*** Records shown ***

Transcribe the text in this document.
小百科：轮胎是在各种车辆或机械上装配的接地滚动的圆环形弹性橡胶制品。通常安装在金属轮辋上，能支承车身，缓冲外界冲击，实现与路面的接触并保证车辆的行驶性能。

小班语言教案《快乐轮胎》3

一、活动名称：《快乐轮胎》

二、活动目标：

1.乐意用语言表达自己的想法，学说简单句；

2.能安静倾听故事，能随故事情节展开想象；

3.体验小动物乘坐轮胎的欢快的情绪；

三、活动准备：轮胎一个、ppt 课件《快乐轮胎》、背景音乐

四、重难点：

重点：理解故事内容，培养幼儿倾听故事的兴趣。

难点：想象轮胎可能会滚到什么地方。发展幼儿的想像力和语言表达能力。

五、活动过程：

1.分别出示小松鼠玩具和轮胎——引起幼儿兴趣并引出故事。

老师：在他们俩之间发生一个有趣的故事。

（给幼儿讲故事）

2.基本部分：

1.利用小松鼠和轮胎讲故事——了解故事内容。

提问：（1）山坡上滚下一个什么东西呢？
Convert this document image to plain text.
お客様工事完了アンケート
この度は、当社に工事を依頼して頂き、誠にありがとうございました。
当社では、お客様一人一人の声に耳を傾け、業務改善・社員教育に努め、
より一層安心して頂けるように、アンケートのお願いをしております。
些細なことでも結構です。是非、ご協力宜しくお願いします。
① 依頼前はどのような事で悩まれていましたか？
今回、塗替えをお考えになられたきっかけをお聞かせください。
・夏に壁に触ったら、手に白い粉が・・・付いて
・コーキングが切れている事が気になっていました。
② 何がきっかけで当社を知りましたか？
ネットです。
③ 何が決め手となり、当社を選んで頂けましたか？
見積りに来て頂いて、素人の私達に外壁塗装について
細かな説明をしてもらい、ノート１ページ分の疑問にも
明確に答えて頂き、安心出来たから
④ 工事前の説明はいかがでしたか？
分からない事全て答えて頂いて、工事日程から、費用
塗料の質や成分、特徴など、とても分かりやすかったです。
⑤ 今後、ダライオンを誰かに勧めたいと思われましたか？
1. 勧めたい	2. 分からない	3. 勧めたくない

***

Return all the lines that contain the string "this".

### Full answer
Transcribe the text in this document.
Convert this document image to plain text.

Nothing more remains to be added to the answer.